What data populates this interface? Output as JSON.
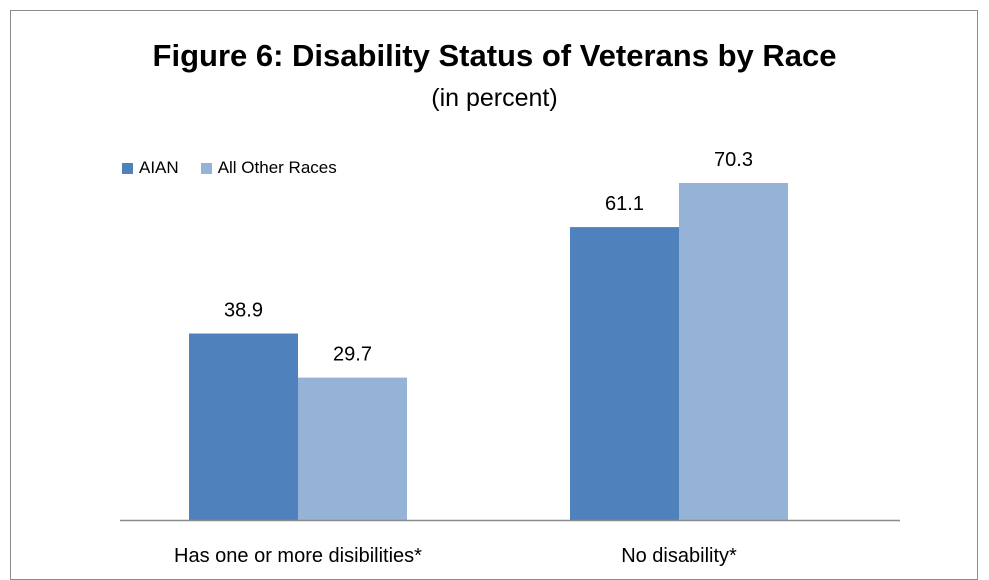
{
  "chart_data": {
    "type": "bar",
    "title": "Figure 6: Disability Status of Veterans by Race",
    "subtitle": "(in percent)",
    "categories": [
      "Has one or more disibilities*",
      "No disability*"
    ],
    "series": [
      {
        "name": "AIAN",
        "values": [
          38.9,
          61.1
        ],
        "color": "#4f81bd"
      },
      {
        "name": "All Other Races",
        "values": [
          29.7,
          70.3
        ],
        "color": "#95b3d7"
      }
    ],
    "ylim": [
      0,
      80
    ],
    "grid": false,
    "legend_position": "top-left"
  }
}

══════

GIVEN TASK — Pictures in the data above should not be copied; transcribe everything else exactly.

FULL OUTPUT —
What data populates this interface? Output as JSON.
{
  "chart_data": {
    "type": "bar",
    "title": "Figure 6: Disability Status of Veterans by Race",
    "subtitle": "(in percent)",
    "categories": [
      "Has one or more disibilities*",
      "No disability*"
    ],
    "series": [
      {
        "name": "AIAN",
        "values": [
          38.9,
          61.1
        ],
        "color": "#4f81bd"
      },
      {
        "name": "All Other Races",
        "values": [
          29.7,
          70.3
        ],
        "color": "#95b3d7"
      }
    ],
    "ylim": [
      0,
      80
    ],
    "grid": false,
    "legend_position": "top-left"
  }
}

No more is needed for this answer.